# Work to be completed
Repeat the listing word for word. No pictures belong in the copy.

Stored data entries:
------------------------

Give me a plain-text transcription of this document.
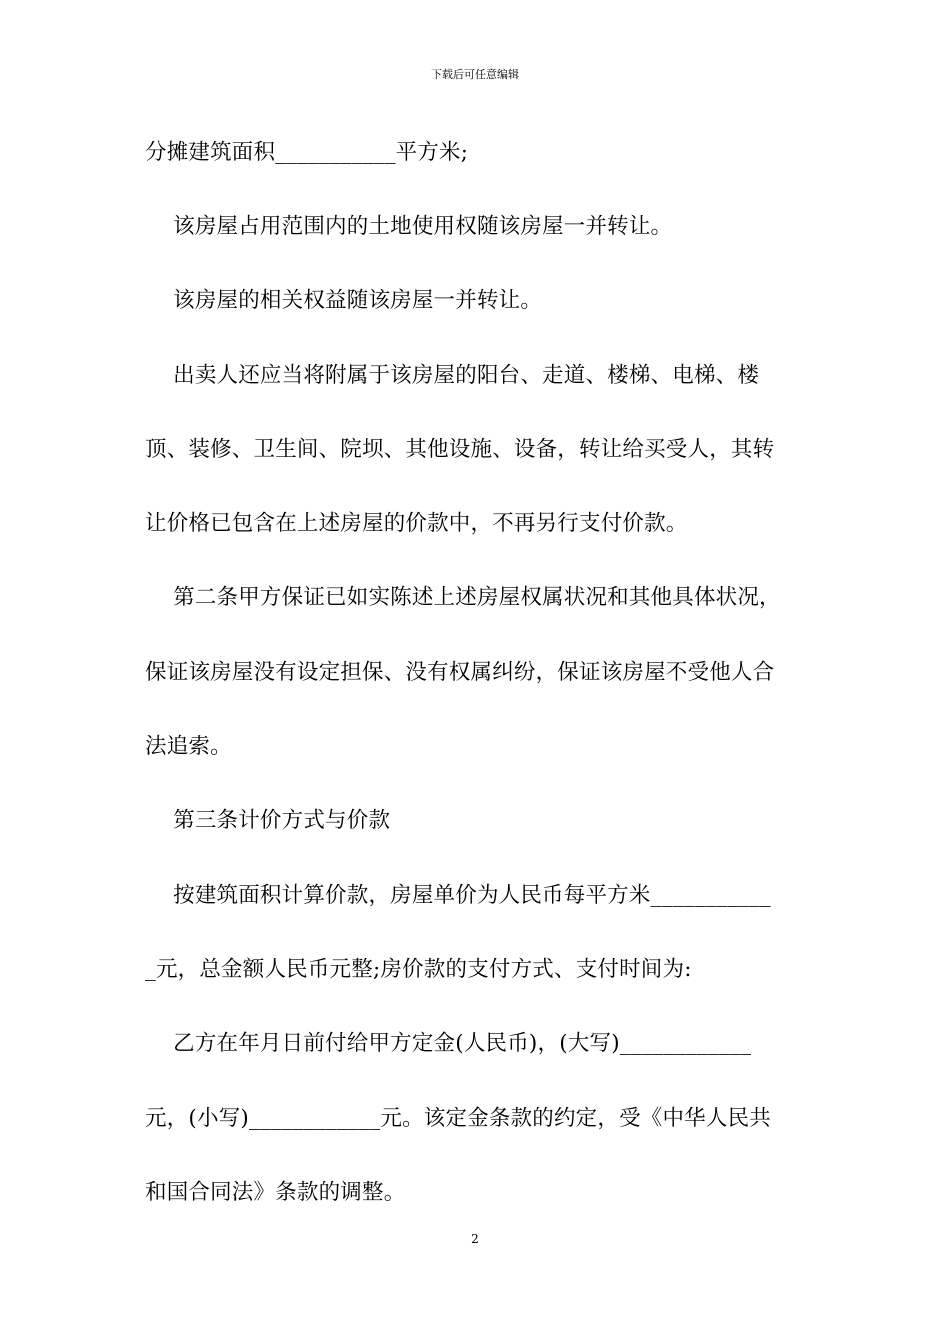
下载后可任意编辑
分摊建筑面积___________平方米;
该房屋占用范围内的土地使用权随该房屋一并转让。
该房屋的相关权益随该房屋一并转让。
出卖人还应当将附属于该房屋的阳台、走道、楼梯、电梯、楼
顶、装修、卫生间、院坝、其他设施、设备，转让给买受人，其转
让价格已包含在上述房屋的价款中，不再另行支付价款。
第二条甲方保证已如实陈述上述房屋权属状况和其他具体状况，
保证该房屋没有设定担保、没有权属纠纷，保证该房屋不受他人合
法追索。
第三条计价方式与价款
按建筑面积计算价款，房屋单价为人民币每平方米___________
_元，总金额人民币元整;房价款的支付方式、支付时间为:
乙方在年月日前付给甲方定金(人民币)，(大写)____________
元，(小写)____________元。该定金条款的约定，受《中华人民共
和国合同法》条款的调整。
2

------------------------

# Correct output
Give me a plain-text transcription of this document.
下载后可任意编辑
分摊建筑面积___________平方米;
该房屋占用范围内的土地使用权随该房屋一并转让。
该房屋的相关权益随该房屋一并转让。
出卖人还应当将附属于该房屋的阳台、走道、楼梯、电梯、楼
顶、装修、卫生间、院坝、其他设施、设备，转让给买受人，其转
让价格已包含在上述房屋的价款中，不再另行支付价款。
第二条甲方保证已如实陈述上述房屋权属状况和其他具体状况，
保证该房屋没有设定担保、没有权属纠纷，保证该房屋不受他人合
法追索。
第三条计价方式与价款
按建筑面积计算价款，房屋单价为人民币每平方米___________
_元，总金额人民币元整;房价款的支付方式、支付时间为:
乙方在年月日前付给甲方定金(人民币)，(大写)____________
元，(小写)____________元。该定金条款的约定，受《中华人民共
和国合同法》条款的调整。
2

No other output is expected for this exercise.